Find every line of the material that contains the string "title" and copy each one. Case counts.

----- Available records -----

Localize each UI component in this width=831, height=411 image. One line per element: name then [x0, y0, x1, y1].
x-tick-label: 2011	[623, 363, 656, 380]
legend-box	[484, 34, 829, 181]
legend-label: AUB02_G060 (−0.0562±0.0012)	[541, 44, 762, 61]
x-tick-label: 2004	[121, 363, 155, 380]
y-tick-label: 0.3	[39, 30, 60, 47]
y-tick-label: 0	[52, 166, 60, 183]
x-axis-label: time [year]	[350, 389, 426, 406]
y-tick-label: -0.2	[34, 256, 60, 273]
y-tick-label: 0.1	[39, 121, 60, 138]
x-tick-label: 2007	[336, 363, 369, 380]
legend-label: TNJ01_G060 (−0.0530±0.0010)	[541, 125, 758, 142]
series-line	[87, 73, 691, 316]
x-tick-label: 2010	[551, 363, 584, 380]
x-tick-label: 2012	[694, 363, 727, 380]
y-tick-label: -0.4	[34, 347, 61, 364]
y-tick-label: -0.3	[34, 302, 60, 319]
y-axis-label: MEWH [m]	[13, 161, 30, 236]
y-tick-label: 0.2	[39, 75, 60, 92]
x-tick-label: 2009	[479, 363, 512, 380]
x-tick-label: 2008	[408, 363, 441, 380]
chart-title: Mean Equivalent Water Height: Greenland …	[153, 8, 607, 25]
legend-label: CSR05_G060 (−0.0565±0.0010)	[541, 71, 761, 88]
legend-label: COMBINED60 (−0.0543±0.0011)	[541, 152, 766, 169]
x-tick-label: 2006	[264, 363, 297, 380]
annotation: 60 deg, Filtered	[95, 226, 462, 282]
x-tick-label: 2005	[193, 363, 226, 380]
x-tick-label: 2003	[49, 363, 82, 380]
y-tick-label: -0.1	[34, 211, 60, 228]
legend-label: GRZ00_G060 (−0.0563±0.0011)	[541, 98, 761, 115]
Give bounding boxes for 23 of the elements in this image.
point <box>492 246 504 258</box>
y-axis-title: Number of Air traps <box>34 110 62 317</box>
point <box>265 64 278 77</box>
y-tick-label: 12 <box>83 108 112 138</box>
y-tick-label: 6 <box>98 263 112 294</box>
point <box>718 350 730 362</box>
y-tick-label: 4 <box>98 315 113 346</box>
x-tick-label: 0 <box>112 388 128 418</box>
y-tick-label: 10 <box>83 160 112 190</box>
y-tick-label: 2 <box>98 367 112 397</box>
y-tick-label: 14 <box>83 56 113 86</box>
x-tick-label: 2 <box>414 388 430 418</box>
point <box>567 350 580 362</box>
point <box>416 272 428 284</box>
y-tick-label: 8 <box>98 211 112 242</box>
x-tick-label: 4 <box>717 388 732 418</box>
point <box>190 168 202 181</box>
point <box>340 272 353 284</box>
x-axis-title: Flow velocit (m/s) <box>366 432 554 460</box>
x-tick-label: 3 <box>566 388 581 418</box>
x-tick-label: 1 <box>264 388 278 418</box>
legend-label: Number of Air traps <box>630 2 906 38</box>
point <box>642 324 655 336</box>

-----

- **Finished answer**:
chart-title: Mean Equivalent Water Height: Greenland …	[153, 8, 607, 25]
y-axis-title: Number of Air traps <box>34 110 62 317</box>
x-axis-title: Flow velocit (m/s) <box>366 432 554 460</box>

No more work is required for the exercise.